● **PROBLEM STATEMENT**:
Among the entries that follow, find every line with the word "xlabel" and list it.

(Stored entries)
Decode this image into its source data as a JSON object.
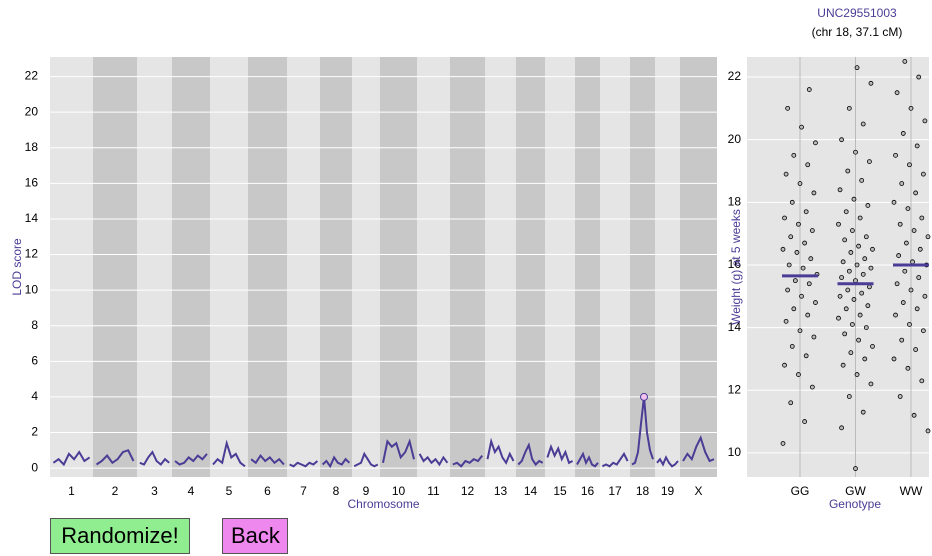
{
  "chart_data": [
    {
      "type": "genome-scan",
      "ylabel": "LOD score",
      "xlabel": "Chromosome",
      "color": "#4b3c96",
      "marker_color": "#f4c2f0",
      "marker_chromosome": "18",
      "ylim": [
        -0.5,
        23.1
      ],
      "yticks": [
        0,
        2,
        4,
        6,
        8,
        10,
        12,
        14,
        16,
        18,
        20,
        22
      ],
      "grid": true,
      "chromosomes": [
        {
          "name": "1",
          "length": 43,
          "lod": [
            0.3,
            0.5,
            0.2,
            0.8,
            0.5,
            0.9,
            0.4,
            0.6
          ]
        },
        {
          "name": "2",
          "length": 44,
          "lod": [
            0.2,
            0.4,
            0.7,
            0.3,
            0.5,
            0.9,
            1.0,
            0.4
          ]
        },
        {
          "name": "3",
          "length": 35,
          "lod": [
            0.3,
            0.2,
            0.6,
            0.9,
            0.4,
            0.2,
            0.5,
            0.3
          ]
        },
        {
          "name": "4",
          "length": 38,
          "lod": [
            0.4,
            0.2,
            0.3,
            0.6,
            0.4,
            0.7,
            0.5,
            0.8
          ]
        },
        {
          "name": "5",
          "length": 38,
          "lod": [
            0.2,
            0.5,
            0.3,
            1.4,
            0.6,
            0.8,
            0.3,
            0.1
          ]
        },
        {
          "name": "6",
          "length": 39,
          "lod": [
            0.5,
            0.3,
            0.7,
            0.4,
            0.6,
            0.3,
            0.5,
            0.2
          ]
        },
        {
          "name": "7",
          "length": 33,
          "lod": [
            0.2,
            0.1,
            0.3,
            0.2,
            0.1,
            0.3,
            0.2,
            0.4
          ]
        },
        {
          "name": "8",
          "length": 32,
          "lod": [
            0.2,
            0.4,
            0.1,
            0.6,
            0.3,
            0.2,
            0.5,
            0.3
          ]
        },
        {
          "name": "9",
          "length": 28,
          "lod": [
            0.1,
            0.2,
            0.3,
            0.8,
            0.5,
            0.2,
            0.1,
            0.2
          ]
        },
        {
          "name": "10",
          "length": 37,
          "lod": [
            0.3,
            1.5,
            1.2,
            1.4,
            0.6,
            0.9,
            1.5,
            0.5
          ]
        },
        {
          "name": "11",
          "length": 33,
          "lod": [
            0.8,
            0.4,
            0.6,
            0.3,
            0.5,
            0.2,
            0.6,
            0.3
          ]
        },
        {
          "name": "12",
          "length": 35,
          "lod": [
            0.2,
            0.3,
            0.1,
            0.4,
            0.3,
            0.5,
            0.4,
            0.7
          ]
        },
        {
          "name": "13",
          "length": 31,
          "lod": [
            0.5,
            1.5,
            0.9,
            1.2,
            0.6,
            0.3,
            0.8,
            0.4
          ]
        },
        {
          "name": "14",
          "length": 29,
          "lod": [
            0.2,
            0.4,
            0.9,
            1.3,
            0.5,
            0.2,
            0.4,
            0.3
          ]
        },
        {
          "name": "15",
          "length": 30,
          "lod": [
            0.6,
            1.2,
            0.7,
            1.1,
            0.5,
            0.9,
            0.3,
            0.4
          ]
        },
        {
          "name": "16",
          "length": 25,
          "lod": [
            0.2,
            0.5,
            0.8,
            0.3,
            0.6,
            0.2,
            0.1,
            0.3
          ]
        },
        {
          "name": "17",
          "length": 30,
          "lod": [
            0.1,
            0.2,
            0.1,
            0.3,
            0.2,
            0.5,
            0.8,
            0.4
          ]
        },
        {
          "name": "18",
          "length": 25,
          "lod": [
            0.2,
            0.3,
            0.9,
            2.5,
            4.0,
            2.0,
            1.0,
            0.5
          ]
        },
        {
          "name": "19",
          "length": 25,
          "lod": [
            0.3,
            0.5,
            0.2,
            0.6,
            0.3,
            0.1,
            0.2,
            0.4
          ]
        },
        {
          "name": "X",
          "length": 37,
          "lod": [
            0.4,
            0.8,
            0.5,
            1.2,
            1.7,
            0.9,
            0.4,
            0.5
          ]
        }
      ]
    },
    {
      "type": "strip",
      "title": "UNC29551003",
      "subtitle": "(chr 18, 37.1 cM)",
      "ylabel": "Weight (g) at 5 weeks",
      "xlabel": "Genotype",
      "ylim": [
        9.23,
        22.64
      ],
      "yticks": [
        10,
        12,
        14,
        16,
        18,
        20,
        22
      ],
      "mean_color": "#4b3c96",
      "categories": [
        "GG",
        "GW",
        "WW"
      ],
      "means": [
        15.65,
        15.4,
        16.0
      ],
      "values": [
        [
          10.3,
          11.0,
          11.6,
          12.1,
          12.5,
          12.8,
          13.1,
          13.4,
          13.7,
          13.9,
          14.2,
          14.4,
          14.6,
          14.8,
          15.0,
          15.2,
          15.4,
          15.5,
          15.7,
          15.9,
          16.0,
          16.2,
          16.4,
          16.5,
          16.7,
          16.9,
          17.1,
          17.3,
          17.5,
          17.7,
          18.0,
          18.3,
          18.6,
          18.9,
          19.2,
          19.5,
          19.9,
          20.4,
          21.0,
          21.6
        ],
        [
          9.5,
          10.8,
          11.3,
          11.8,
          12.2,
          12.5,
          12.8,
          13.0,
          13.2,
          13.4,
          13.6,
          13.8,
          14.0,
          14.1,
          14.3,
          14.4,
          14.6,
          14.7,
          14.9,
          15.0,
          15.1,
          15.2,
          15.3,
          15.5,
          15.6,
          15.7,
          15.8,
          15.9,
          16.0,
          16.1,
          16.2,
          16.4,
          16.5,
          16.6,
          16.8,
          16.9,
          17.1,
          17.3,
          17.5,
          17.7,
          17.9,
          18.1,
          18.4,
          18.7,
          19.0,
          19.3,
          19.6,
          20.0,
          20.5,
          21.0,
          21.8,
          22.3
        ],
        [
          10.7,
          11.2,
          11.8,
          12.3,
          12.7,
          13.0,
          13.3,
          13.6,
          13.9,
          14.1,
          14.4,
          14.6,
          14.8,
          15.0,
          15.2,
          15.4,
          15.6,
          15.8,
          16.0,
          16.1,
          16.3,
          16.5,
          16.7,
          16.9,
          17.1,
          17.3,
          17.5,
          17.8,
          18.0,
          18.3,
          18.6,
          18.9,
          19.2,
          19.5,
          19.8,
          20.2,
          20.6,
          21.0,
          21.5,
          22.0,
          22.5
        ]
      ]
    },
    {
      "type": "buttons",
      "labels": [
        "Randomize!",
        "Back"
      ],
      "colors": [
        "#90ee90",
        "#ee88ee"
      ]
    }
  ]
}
* * *
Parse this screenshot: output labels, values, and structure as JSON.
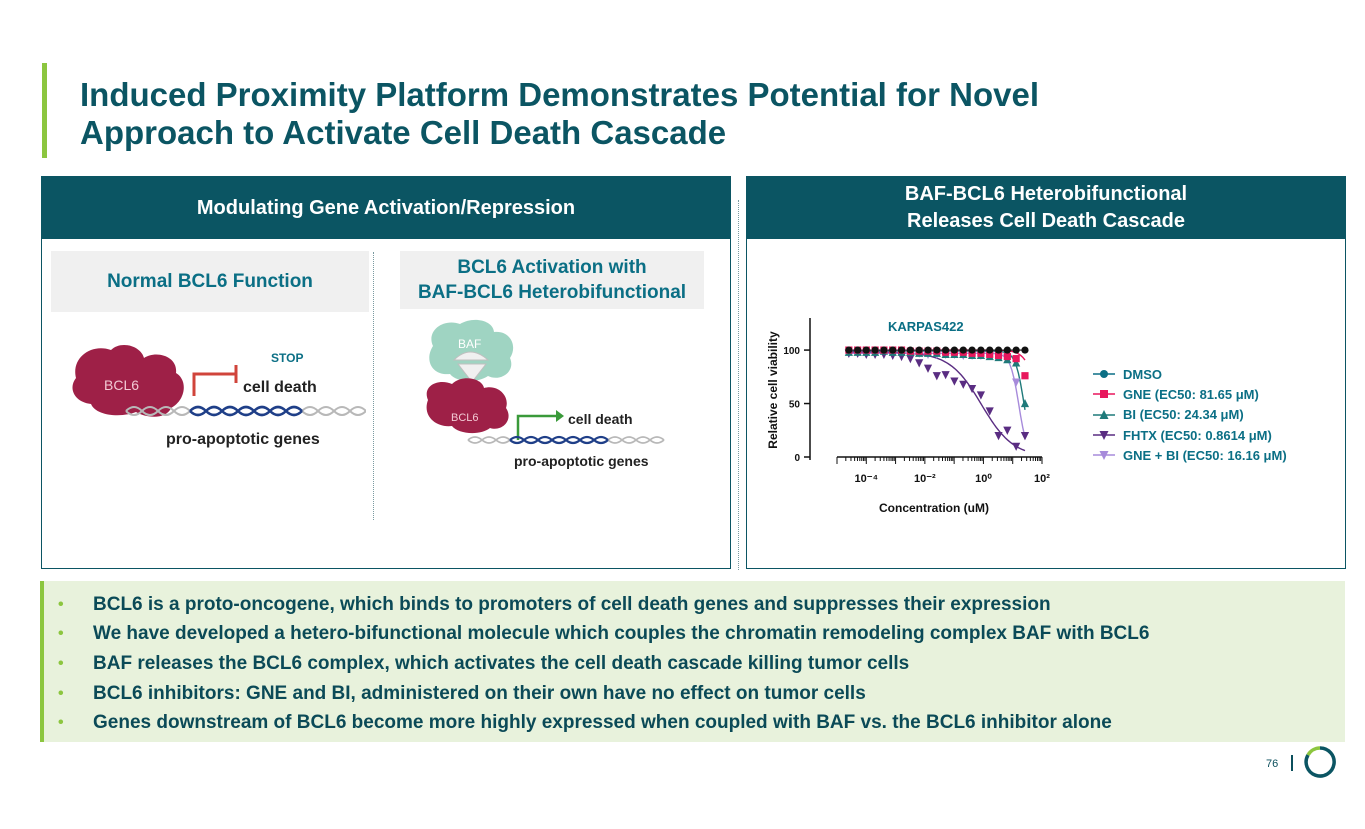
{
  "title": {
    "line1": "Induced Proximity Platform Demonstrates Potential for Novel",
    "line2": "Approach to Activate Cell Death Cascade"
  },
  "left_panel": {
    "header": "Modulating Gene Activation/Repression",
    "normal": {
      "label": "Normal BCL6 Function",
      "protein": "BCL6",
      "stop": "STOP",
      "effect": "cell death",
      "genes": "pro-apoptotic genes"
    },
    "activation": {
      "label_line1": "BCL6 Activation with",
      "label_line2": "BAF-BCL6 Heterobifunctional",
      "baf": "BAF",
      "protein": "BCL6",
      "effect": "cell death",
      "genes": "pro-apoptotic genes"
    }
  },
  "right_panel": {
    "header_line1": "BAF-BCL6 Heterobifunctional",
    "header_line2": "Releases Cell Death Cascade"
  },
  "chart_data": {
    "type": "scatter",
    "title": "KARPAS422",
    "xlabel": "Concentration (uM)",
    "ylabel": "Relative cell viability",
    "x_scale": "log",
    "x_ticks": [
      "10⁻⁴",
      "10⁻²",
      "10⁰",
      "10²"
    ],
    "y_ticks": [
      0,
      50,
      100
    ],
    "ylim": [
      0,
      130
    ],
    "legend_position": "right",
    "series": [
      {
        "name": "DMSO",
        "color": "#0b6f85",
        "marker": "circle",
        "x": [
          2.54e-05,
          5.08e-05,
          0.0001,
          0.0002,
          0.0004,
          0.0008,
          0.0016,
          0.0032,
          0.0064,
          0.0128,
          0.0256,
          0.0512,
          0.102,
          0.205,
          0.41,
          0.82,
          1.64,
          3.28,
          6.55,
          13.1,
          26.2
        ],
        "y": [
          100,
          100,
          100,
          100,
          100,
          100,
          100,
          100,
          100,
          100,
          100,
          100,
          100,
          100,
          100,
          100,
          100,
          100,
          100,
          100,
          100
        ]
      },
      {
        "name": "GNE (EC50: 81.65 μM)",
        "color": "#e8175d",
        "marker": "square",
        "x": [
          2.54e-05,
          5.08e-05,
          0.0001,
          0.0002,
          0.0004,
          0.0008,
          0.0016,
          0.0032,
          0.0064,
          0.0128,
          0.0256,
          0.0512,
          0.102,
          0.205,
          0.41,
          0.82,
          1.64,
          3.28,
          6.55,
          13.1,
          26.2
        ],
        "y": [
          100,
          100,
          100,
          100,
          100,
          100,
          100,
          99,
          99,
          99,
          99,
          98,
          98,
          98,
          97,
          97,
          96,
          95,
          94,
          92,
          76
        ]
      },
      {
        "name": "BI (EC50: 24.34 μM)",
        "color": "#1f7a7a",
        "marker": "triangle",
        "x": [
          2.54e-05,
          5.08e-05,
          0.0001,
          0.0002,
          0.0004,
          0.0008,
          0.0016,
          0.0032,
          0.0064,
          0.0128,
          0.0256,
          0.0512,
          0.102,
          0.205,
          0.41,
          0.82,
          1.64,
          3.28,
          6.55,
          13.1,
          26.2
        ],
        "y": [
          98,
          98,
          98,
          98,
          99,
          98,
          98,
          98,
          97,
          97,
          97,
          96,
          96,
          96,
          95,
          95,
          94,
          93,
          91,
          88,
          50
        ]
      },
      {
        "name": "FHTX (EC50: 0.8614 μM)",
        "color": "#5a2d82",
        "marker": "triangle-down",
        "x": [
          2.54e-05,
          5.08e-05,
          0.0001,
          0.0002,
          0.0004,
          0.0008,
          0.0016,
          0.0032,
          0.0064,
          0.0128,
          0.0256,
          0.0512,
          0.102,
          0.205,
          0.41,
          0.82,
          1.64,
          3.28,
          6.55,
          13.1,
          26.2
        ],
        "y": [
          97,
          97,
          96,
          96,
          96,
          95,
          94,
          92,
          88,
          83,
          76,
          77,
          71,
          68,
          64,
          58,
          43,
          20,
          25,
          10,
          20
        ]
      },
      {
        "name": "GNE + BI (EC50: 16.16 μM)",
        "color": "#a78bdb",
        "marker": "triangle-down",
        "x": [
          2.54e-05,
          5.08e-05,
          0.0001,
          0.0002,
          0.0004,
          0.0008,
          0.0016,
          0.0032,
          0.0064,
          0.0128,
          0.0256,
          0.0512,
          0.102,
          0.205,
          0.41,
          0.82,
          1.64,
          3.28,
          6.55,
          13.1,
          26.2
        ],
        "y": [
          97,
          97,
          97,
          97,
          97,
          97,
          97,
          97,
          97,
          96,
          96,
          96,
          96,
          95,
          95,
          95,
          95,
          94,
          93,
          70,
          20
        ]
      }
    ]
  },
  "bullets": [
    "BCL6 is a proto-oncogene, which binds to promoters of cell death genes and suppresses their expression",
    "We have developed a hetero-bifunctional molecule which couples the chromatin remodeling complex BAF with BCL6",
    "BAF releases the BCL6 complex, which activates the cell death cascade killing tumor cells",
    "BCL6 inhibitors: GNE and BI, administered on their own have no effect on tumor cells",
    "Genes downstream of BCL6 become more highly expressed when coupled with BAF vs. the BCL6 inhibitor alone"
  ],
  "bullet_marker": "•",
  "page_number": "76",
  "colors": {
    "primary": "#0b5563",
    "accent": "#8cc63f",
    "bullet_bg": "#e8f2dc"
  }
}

● **RESPONSE FOR THIS EXERCISE**:
      "xlabel": "Chromosome",
      "xlabel": "Genotype",
    "xlabel": "Concentration (uM)",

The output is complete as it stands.